:: What is needed ::
Write down each entry again, exactly as it reads.

>>

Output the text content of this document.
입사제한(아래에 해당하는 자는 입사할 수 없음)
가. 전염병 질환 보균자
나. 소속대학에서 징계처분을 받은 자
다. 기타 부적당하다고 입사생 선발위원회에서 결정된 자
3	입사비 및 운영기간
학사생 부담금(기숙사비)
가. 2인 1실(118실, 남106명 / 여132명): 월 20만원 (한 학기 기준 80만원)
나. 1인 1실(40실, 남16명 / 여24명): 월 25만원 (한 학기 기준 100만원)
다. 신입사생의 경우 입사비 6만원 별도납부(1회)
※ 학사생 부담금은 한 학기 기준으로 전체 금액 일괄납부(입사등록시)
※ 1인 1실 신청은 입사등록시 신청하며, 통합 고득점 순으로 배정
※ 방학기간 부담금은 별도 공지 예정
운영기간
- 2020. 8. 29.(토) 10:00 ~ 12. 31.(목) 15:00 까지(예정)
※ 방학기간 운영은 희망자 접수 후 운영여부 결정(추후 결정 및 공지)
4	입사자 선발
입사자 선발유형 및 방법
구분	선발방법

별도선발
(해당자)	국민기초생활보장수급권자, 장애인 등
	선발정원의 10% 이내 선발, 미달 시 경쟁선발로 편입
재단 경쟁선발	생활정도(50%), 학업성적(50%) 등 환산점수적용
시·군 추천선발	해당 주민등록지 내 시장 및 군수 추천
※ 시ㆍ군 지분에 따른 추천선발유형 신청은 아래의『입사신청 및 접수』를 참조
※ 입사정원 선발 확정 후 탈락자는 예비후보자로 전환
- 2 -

<<

:: Expected answer ::
Output the text content of this document.
입사제한(아래에 해당하는 자는 입사할 수 없음)
가. 전염병 질환 보균자
나. 소속대학에서 징계처분을 받은 자
다. 기타 부적당하다고 입사생 선발위원회에서 결정된 자
3	입사비 및 운영기간
학사생 부담금(기숙사비)
가. 2인 1실(118실, 남106명 / 여132명): 월 20만원 (한 학기 기준 80만원)
나. 1인 1실(40실, 남16명 / 여24명): 월 25만원 (한 학기 기준 100만원)
다. 신입사생의 경우 입사비 6만원 별도납부(1회)
※ 학사생 부담금은 한 학기 기준으로 전체 금액 일괄납부(입사등록시)
※ 1인 1실 신청은 입사등록시 신청하며, 통합 고득점 순으로 배정
※ 방학기간 부담금은 별도 공지 예정
운영기간
- 2020. 8. 29.(토) 10:00 ~ 12. 31.(목) 15:00 까지(예정)
※ 방학기간 운영은 희망자 접수 후 운영여부 결정(추후 결정 및 공지)
4	입사자 선발
입사자 선발유형 및 방법
구분	선발방법

별도선발
(해당자)	국민기초생활보장수급권자, 장애인 등
	선발정원의 10% 이내 선발, 미달 시 경쟁선발로 편입
재단 경쟁선발	생활정도(50%), 학업성적(50%) 등 환산점수적용
시·군 추천선발	해당 주민등록지 내 시장 및 군수 추천
※ 시ㆍ군 지분에 따른 추천선발유형 신청은 아래의『입사신청 및 접수』를 참조
※ 입사정원 선발 확정 후 탈락자는 예비후보자로 전환
- 2 -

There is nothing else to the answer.